Written exercise →
Your task is to repeat the entries underneath exactly, minus the pictures.

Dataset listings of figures
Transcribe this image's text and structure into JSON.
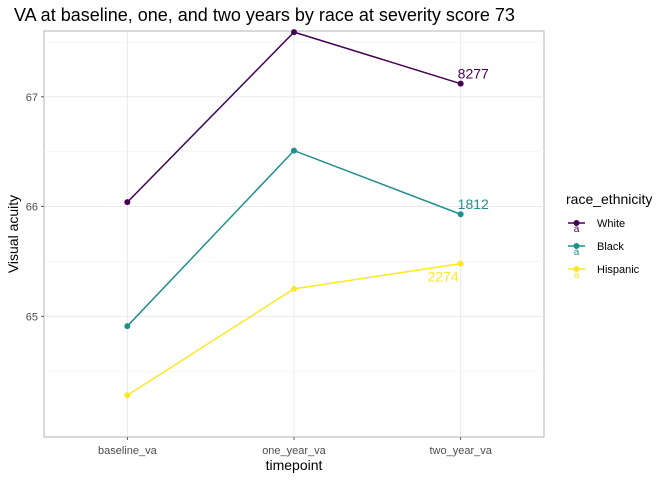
{
  "chart_data": {
    "type": "line",
    "title": "VA at baseline, one, and two years by race at severity score 73",
    "xlabel": "timepoint",
    "ylabel": "Visual acuity",
    "categories": [
      "baseline_va",
      "one_year_va",
      "two_year_va"
    ],
    "ylim": [
      63.9,
      67.6
    ],
    "yticks": [
      65,
      66,
      67
    ],
    "grid": true,
    "legend": {
      "title": "race_ethnicity",
      "position": "right"
    },
    "series": [
      {
        "name": "White",
        "values": [
          66.04,
          67.59,
          67.12
        ],
        "color": "#440154",
        "end_label": "8277"
      },
      {
        "name": "Black",
        "values": [
          64.91,
          66.51,
          65.93
        ],
        "color": "#21908C",
        "end_label": "1812"
      },
      {
        "name": "Hispanic",
        "values": [
          64.28,
          65.25,
          65.48
        ],
        "color": "#FDE725",
        "end_label": "2274"
      }
    ]
  }
}
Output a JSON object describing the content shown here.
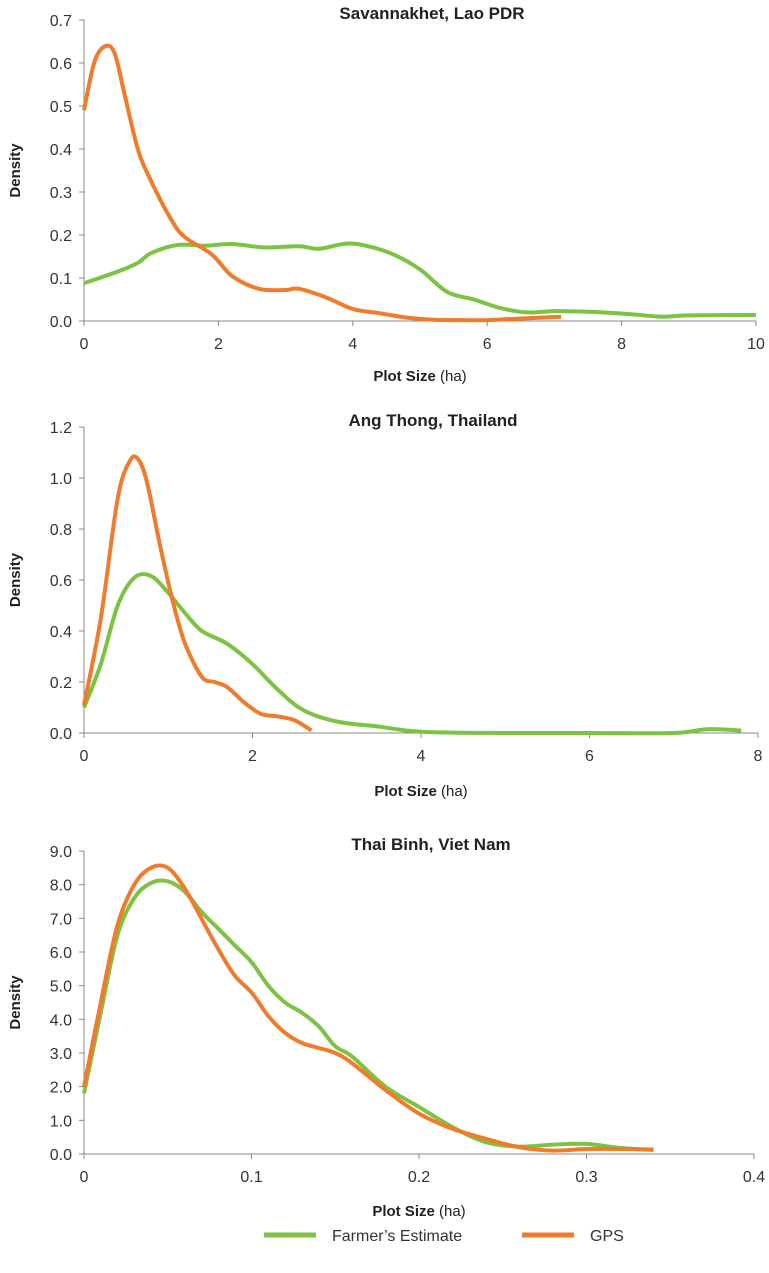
{
  "chart_data": [
    {
      "type": "line",
      "title": "Savannakhet, Lao PDR",
      "xlabel_bold": "Plot Size",
      "xlabel_unit": " (ha)",
      "ylabel": "Density",
      "xlim": [
        0,
        10
      ],
      "ylim": [
        0,
        0.7
      ],
      "xticks": [
        0,
        2,
        4,
        6,
        8,
        10
      ],
      "xtick_labels": [
        "0",
        "2",
        "4",
        "6",
        "8",
        "10"
      ],
      "yticks": [
        0,
        0.1,
        0.2,
        0.3,
        0.4,
        0.5,
        0.6,
        0.7
      ],
      "ytick_labels": [
        "0.0",
        "0.1",
        "0.2",
        "0.3",
        "0.4",
        "0.5",
        "0.6",
        "0.7"
      ],
      "series": [
        {
          "name": "Farmer's Estimate",
          "color": "#7dc243",
          "x": [
            0,
            0.5,
            0.8,
            1.0,
            1.4,
            1.8,
            2.2,
            2.7,
            3.2,
            3.5,
            3.9,
            4.2,
            4.6,
            5.0,
            5.4,
            5.8,
            6.2,
            6.6,
            7.0,
            7.6,
            8.2,
            8.6,
            9.0,
            10.0
          ],
          "y": [
            0.088,
            0.115,
            0.135,
            0.158,
            0.177,
            0.175,
            0.179,
            0.171,
            0.174,
            0.168,
            0.18,
            0.175,
            0.155,
            0.12,
            0.068,
            0.05,
            0.03,
            0.02,
            0.023,
            0.021,
            0.015,
            0.01,
            0.013,
            0.014
          ]
        },
        {
          "name": "GPS",
          "color": "#f07b2b",
          "x": [
            0,
            0.15,
            0.3,
            0.45,
            0.6,
            0.8,
            1.0,
            1.3,
            1.5,
            1.9,
            2.2,
            2.6,
            3.0,
            3.2,
            3.6,
            4.0,
            4.4,
            4.8,
            5.2,
            5.6,
            6.0,
            6.4,
            7.1
          ],
          "y": [
            0.49,
            0.6,
            0.638,
            0.625,
            0.53,
            0.4,
            0.325,
            0.235,
            0.195,
            0.155,
            0.105,
            0.075,
            0.072,
            0.075,
            0.055,
            0.028,
            0.018,
            0.008,
            0.003,
            0.002,
            0.002,
            0.005,
            0.01
          ]
        }
      ]
    },
    {
      "type": "line",
      "title": "Ang Thong, Thailand",
      "xlabel_bold": "Plot Size",
      "xlabel_unit": " (ha)",
      "ylabel": "Density",
      "xlim": [
        0,
        8
      ],
      "ylim": [
        0,
        1.2
      ],
      "xticks": [
        0,
        2,
        4,
        6,
        8
      ],
      "xtick_labels": [
        "0",
        "2",
        "4",
        "6",
        "8"
      ],
      "yticks": [
        0,
        0.2,
        0.4,
        0.6,
        0.8,
        1.0,
        1.2
      ],
      "ytick_labels": [
        "0.0",
        "0.2",
        "0.4",
        "0.6",
        "0.8",
        "1.0",
        "1.2"
      ],
      "series": [
        {
          "name": "Farmer's Estimate",
          "color": "#7dc243",
          "x": [
            0,
            0.2,
            0.4,
            0.6,
            0.8,
            1.0,
            1.2,
            1.4,
            1.7,
            2.0,
            2.3,
            2.6,
            3.0,
            3.5,
            4.0,
            5.0,
            6.0,
            7.0,
            7.4,
            7.8
          ],
          "y": [
            0.1,
            0.27,
            0.5,
            0.61,
            0.615,
            0.55,
            0.47,
            0.4,
            0.35,
            0.27,
            0.17,
            0.09,
            0.045,
            0.025,
            0.005,
            0.0,
            0.0,
            0.0,
            0.015,
            0.01
          ]
        },
        {
          "name": "GPS",
          "color": "#f07b2b",
          "x": [
            0,
            0.2,
            0.4,
            0.55,
            0.65,
            0.75,
            0.9,
            1.05,
            1.2,
            1.4,
            1.55,
            1.7,
            1.9,
            2.1,
            2.3,
            2.5,
            2.7
          ],
          "y": [
            0.11,
            0.45,
            0.92,
            1.07,
            1.07,
            0.98,
            0.74,
            0.52,
            0.35,
            0.22,
            0.2,
            0.18,
            0.12,
            0.075,
            0.065,
            0.05,
            0.01
          ]
        }
      ]
    },
    {
      "type": "line",
      "title": "Thai Binh, Viet Nam",
      "xlabel_bold": "Plot Size",
      "xlabel_unit": " (ha)",
      "ylabel": "Density",
      "xlim": [
        0,
        0.4
      ],
      "ylim": [
        0,
        9
      ],
      "xticks": [
        0,
        0.1,
        0.2,
        0.3,
        0.4
      ],
      "xtick_labels": [
        "0",
        "0.1",
        "0.2",
        "0.3",
        "0.4"
      ],
      "yticks": [
        0,
        1,
        2,
        3,
        4,
        5,
        6,
        7,
        8,
        9
      ],
      "ytick_labels": [
        "0.0",
        "1.0",
        "2.0",
        "3.0",
        "4.0",
        "5.0",
        "6.0",
        "7.0",
        "8.0",
        "9.0"
      ],
      "series": [
        {
          "name": "Farmer's Estimate",
          "color": "#7dc243",
          "x": [
            0,
            0.01,
            0.02,
            0.03,
            0.04,
            0.05,
            0.06,
            0.07,
            0.08,
            0.09,
            0.1,
            0.11,
            0.12,
            0.13,
            0.14,
            0.15,
            0.16,
            0.18,
            0.2,
            0.22,
            0.24,
            0.26,
            0.28,
            0.3,
            0.32,
            0.34
          ],
          "y": [
            1.8,
            4.2,
            6.5,
            7.6,
            8.05,
            8.1,
            7.8,
            7.2,
            6.7,
            6.2,
            5.7,
            5.0,
            4.5,
            4.2,
            3.8,
            3.2,
            2.9,
            2.0,
            1.4,
            0.8,
            0.35,
            0.22,
            0.28,
            0.3,
            0.18,
            0.12
          ]
        },
        {
          "name": "GPS",
          "color": "#f07b2b",
          "x": [
            0,
            0.01,
            0.02,
            0.03,
            0.04,
            0.05,
            0.06,
            0.07,
            0.08,
            0.09,
            0.1,
            0.11,
            0.12,
            0.13,
            0.14,
            0.15,
            0.16,
            0.18,
            0.2,
            0.22,
            0.24,
            0.26,
            0.28,
            0.3,
            0.32,
            0.34
          ],
          "y": [
            2.0,
            4.5,
            6.8,
            8.0,
            8.5,
            8.5,
            7.9,
            7.0,
            6.1,
            5.3,
            4.8,
            4.1,
            3.6,
            3.3,
            3.15,
            3.0,
            2.7,
            1.9,
            1.2,
            0.75,
            0.45,
            0.2,
            0.1,
            0.15,
            0.15,
            0.13
          ]
        }
      ]
    }
  ],
  "legend": {
    "items": [
      {
        "label": "Farmer’s Estimate",
        "color": "#7dc243"
      },
      {
        "label": "GPS",
        "color": "#f07b2b"
      }
    ]
  }
}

Exercise answer →
Transcribe this image's text and structure into JSON.
{
  "chart_data": {
    "type": "line",
    "title": "VA at baseline, one, and two years by race at severity score 73",
    "xlabel": "timepoint",
    "ylabel": "Visual acuity",
    "categories": [
      "baseline_va",
      "one_year_va",
      "two_year_va"
    ],
    "ylim": [
      63.9,
      67.6
    ],
    "yticks": [
      65,
      66,
      67
    ],
    "grid": true,
    "legend": {
      "title": "race_ethnicity",
      "position": "right"
    },
    "series": [
      {
        "name": "White",
        "values": [
          66.04,
          67.59,
          67.12
        ],
        "color": "#440154",
        "end_label": "8277"
      },
      {
        "name": "Black",
        "values": [
          64.91,
          66.51,
          65.93
        ],
        "color": "#21908C",
        "end_label": "1812"
      },
      {
        "name": "Hispanic",
        "values": [
          64.28,
          65.25,
          65.48
        ],
        "color": "#FDE725",
        "end_label": "2274"
      }
    ]
  }
}
Output a JSON object describing the content shown here.
{
  "chart_data": [
    {
      "type": "line",
      "title": "Savannakhet, Lao PDR",
      "xlabel_bold": "Plot Size",
      "xlabel_unit": " (ha)",
      "ylabel": "Density",
      "xlim": [
        0,
        10
      ],
      "ylim": [
        0,
        0.7
      ],
      "xticks": [
        0,
        2,
        4,
        6,
        8,
        10
      ],
      "xtick_labels": [
        "0",
        "2",
        "4",
        "6",
        "8",
        "10"
      ],
      "yticks": [
        0,
        0.1,
        0.2,
        0.3,
        0.4,
        0.5,
        0.6,
        0.7
      ],
      "ytick_labels": [
        "0.0",
        "0.1",
        "0.2",
        "0.3",
        "0.4",
        "0.5",
        "0.6",
        "0.7"
      ],
      "series": [
        {
          "name": "Farmer's Estimate",
          "color": "#7dc243",
          "x": [
            0,
            0.5,
            0.8,
            1.0,
            1.4,
            1.8,
            2.2,
            2.7,
            3.2,
            3.5,
            3.9,
            4.2,
            4.6,
            5.0,
            5.4,
            5.8,
            6.2,
            6.6,
            7.0,
            7.6,
            8.2,
            8.6,
            9.0,
            10.0
          ],
          "y": [
            0.088,
            0.115,
            0.135,
            0.158,
            0.177,
            0.175,
            0.179,
            0.171,
            0.174,
            0.168,
            0.18,
            0.175,
            0.155,
            0.12,
            0.068,
            0.05,
            0.03,
            0.02,
            0.023,
            0.021,
            0.015,
            0.01,
            0.013,
            0.014
          ]
        },
        {
          "name": "GPS",
          "color": "#f07b2b",
          "x": [
            0,
            0.15,
            0.3,
            0.45,
            0.6,
            0.8,
            1.0,
            1.3,
            1.5,
            1.9,
            2.2,
            2.6,
            3.0,
            3.2,
            3.6,
            4.0,
            4.4,
            4.8,
            5.2,
            5.6,
            6.0,
            6.4,
            7.1
          ],
          "y": [
            0.49,
            0.6,
            0.638,
            0.625,
            0.53,
            0.4,
            0.325,
            0.235,
            0.195,
            0.155,
            0.105,
            0.075,
            0.072,
            0.075,
            0.055,
            0.028,
            0.018,
            0.008,
            0.003,
            0.002,
            0.002,
            0.005,
            0.01
          ]
        }
      ]
    },
    {
      "type": "line",
      "title": "Ang Thong, Thailand",
      "xlabel_bold": "Plot Size",
      "xlabel_unit": " (ha)",
      "ylabel": "Density",
      "xlim": [
        0,
        8
      ],
      "ylim": [
        0,
        1.2
      ],
      "xticks": [
        0,
        2,
        4,
        6,
        8
      ],
      "xtick_labels": [
        "0",
        "2",
        "4",
        "6",
        "8"
      ],
      "yticks": [
        0,
        0.2,
        0.4,
        0.6,
        0.8,
        1.0,
        1.2
      ],
      "ytick_labels": [
        "0.0",
        "0.2",
        "0.4",
        "0.6",
        "0.8",
        "1.0",
        "1.2"
      ],
      "series": [
        {
          "name": "Farmer's Estimate",
          "color": "#7dc243",
          "x": [
            0,
            0.2,
            0.4,
            0.6,
            0.8,
            1.0,
            1.2,
            1.4,
            1.7,
            2.0,
            2.3,
            2.6,
            3.0,
            3.5,
            4.0,
            5.0,
            6.0,
            7.0,
            7.4,
            7.8
          ],
          "y": [
            0.1,
            0.27,
            0.5,
            0.61,
            0.615,
            0.55,
            0.47,
            0.4,
            0.35,
            0.27,
            0.17,
            0.09,
            0.045,
            0.025,
            0.005,
            0.0,
            0.0,
            0.0,
            0.015,
            0.01
          ]
        },
        {
          "name": "GPS",
          "color": "#f07b2b",
          "x": [
            0,
            0.2,
            0.4,
            0.55,
            0.65,
            0.75,
            0.9,
            1.05,
            1.2,
            1.4,
            1.55,
            1.7,
            1.9,
            2.1,
            2.3,
            2.5,
            2.7
          ],
          "y": [
            0.11,
            0.45,
            0.92,
            1.07,
            1.07,
            0.98,
            0.74,
            0.52,
            0.35,
            0.22,
            0.2,
            0.18,
            0.12,
            0.075,
            0.065,
            0.05,
            0.01
          ]
        }
      ]
    },
    {
      "type": "line",
      "title": "Thai Binh, Viet Nam",
      "xlabel_bold": "Plot Size",
      "xlabel_unit": " (ha)",
      "ylabel": "Density",
      "xlim": [
        0,
        0.4
      ],
      "ylim": [
        0,
        9
      ],
      "xticks": [
        0,
        0.1,
        0.2,
        0.3,
        0.4
      ],
      "xtick_labels": [
        "0",
        "0.1",
        "0.2",
        "0.3",
        "0.4"
      ],
      "yticks": [
        0,
        1,
        2,
        3,
        4,
        5,
        6,
        7,
        8,
        9
      ],
      "ytick_labels": [
        "0.0",
        "1.0",
        "2.0",
        "3.0",
        "4.0",
        "5.0",
        "6.0",
        "7.0",
        "8.0",
        "9.0"
      ],
      "series": [
        {
          "name": "Farmer's Estimate",
          "color": "#7dc243",
          "x": [
            0,
            0.01,
            0.02,
            0.03,
            0.04,
            0.05,
            0.06,
            0.07,
            0.08,
            0.09,
            0.1,
            0.11,
            0.12,
            0.13,
            0.14,
            0.15,
            0.16,
            0.18,
            0.2,
            0.22,
            0.24,
            0.26,
            0.28,
            0.3,
            0.32,
            0.34
          ],
          "y": [
            1.8,
            4.2,
            6.5,
            7.6,
            8.05,
            8.1,
            7.8,
            7.2,
            6.7,
            6.2,
            5.7,
            5.0,
            4.5,
            4.2,
            3.8,
            3.2,
            2.9,
            2.0,
            1.4,
            0.8,
            0.35,
            0.22,
            0.28,
            0.3,
            0.18,
            0.12
          ]
        },
        {
          "name": "GPS",
          "color": "#f07b2b",
          "x": [
            0,
            0.01,
            0.02,
            0.03,
            0.04,
            0.05,
            0.06,
            0.07,
            0.08,
            0.09,
            0.1,
            0.11,
            0.12,
            0.13,
            0.14,
            0.15,
            0.16,
            0.18,
            0.2,
            0.22,
            0.24,
            0.26,
            0.28,
            0.3,
            0.32,
            0.34
          ],
          "y": [
            2.0,
            4.5,
            6.8,
            8.0,
            8.5,
            8.5,
            7.9,
            7.0,
            6.1,
            5.3,
            4.8,
            4.1,
            3.6,
            3.3,
            3.15,
            3.0,
            2.7,
            1.9,
            1.2,
            0.75,
            0.45,
            0.2,
            0.1,
            0.15,
            0.15,
            0.13
          ]
        }
      ]
    }
  ],
  "legend": {
    "items": [
      {
        "label": "Farmer’s Estimate",
        "color": "#7dc243"
      },
      {
        "label": "GPS",
        "color": "#f07b2b"
      }
    ]
  }
}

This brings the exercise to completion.